## Dataset rows about figures
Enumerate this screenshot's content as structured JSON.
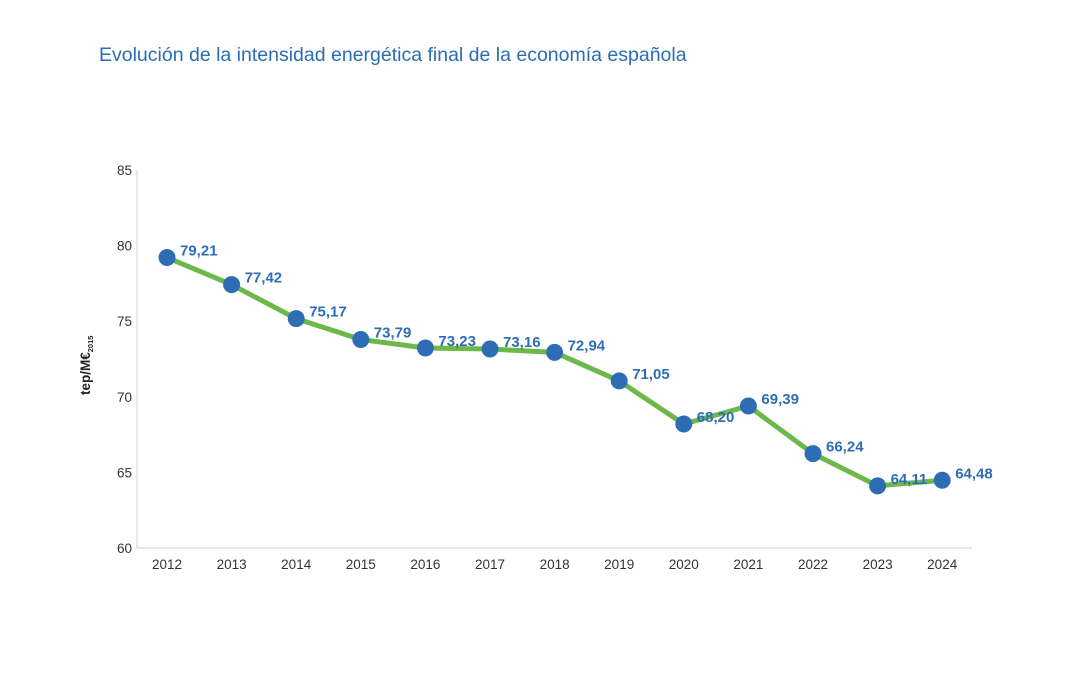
{
  "chart_data": {
    "type": "line",
    "title": "Evolución de la intensidad energética final de la economía española",
    "ylabel": "tep/M€",
    "ylabel_subscript": "2015",
    "xlabel": "",
    "categories": [
      "2012",
      "2013",
      "2014",
      "2015",
      "2016",
      "2017",
      "2018",
      "2019",
      "2020",
      "2021",
      "2022",
      "2023",
      "2024"
    ],
    "values": [
      79.21,
      77.42,
      75.17,
      73.79,
      73.23,
      73.16,
      72.94,
      71.05,
      68.2,
      69.39,
      66.24,
      64.11,
      64.48
    ],
    "data_labels": [
      "79,21",
      "77,42",
      "75,17",
      "73,79",
      "73,23",
      "73,16",
      "72,94",
      "71,05",
      "68,20",
      "69,39",
      "66,24",
      "64,11",
      "64,48"
    ],
    "ylim": [
      60,
      85
    ],
    "yticks": [
      "60",
      "65",
      "70",
      "75",
      "80",
      "85"
    ],
    "grid": false,
    "legend": "none",
    "line_color": "#6cb84a",
    "marker_color": "#2e6db4",
    "label_color": "#2e6db4"
  }
}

## SET TASK
Write out the material above again, word for word, minus its pictures.

## ANSWER TO THE TASK
Enumerate this screenshot's content as structured JSON.
{
  "chart_data": {
    "type": "line",
    "title": "Evolución de la intensidad energética final de la economía española",
    "ylabel": "tep/M€",
    "ylabel_subscript": "2015",
    "xlabel": "",
    "categories": [
      "2012",
      "2013",
      "2014",
      "2015",
      "2016",
      "2017",
      "2018",
      "2019",
      "2020",
      "2021",
      "2022",
      "2023",
      "2024"
    ],
    "values": [
      79.21,
      77.42,
      75.17,
      73.79,
      73.23,
      73.16,
      72.94,
      71.05,
      68.2,
      69.39,
      66.24,
      64.11,
      64.48
    ],
    "data_labels": [
      "79,21",
      "77,42",
      "75,17",
      "73,79",
      "73,23",
      "73,16",
      "72,94",
      "71,05",
      "68,20",
      "69,39",
      "66,24",
      "64,11",
      "64,48"
    ],
    "ylim": [
      60,
      85
    ],
    "yticks": [
      "60",
      "65",
      "70",
      "75",
      "80",
      "85"
    ],
    "grid": false,
    "legend": "none",
    "line_color": "#6cb84a",
    "marker_color": "#2e6db4",
    "label_color": "#2e6db4"
  }
}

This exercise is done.